# Directions
Reproduce the records below word for word, line by line, and leave out the pictures.

-- START Information provided --

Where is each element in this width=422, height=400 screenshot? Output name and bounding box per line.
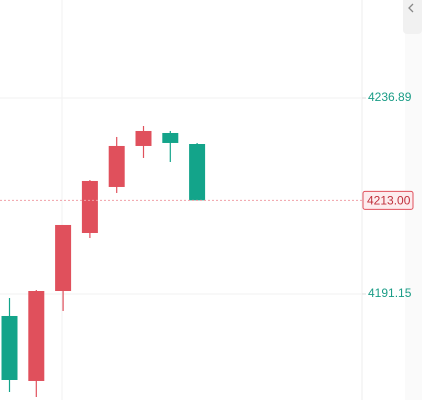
chevron-icon[interactable]	[408, 3, 414, 13]
candle-body	[55, 224, 72, 292]
last-price-box	[362, 190, 414, 210]
candle-body	[108, 145, 125, 187]
candle-body	[1, 315, 18, 380]
candle-body	[189, 144, 206, 201]
last-price-label: 4213.00	[367, 194, 411, 208]
candle-body	[81, 180, 98, 233]
y-tick-label: 4191.15	[368, 286, 412, 300]
candle-body	[28, 291, 45, 381]
candle-body	[135, 130, 152, 146]
collapse-tab[interactable]	[403, 0, 422, 34]
y-tick-label: 4236.89	[368, 90, 412, 104]
candle-body	[162, 132, 179, 143]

-- END Information provided --

# Task solution
Where is each element in this width=422, height=400 screenshot? Output name and bounding box per line.
chevron-icon[interactable]	[408, 3, 414, 13]
candle-body	[55, 224, 72, 292]
last-price-box	[362, 190, 414, 210]
candle-body	[108, 145, 125, 187]
candle-body	[1, 315, 18, 380]
candle-body	[189, 144, 206, 201]
last-price-label: 4213.00	[367, 194, 411, 208]
candle-body	[81, 180, 98, 233]
y-tick-label: 4191.15	[368, 286, 412, 300]
candle-body	[28, 291, 45, 381]
candle-body	[135, 130, 152, 146]
collapse-tab[interactable]	[403, 0, 422, 34]
y-tick-label: 4236.89	[368, 90, 412, 104]
candle-body	[162, 132, 179, 143]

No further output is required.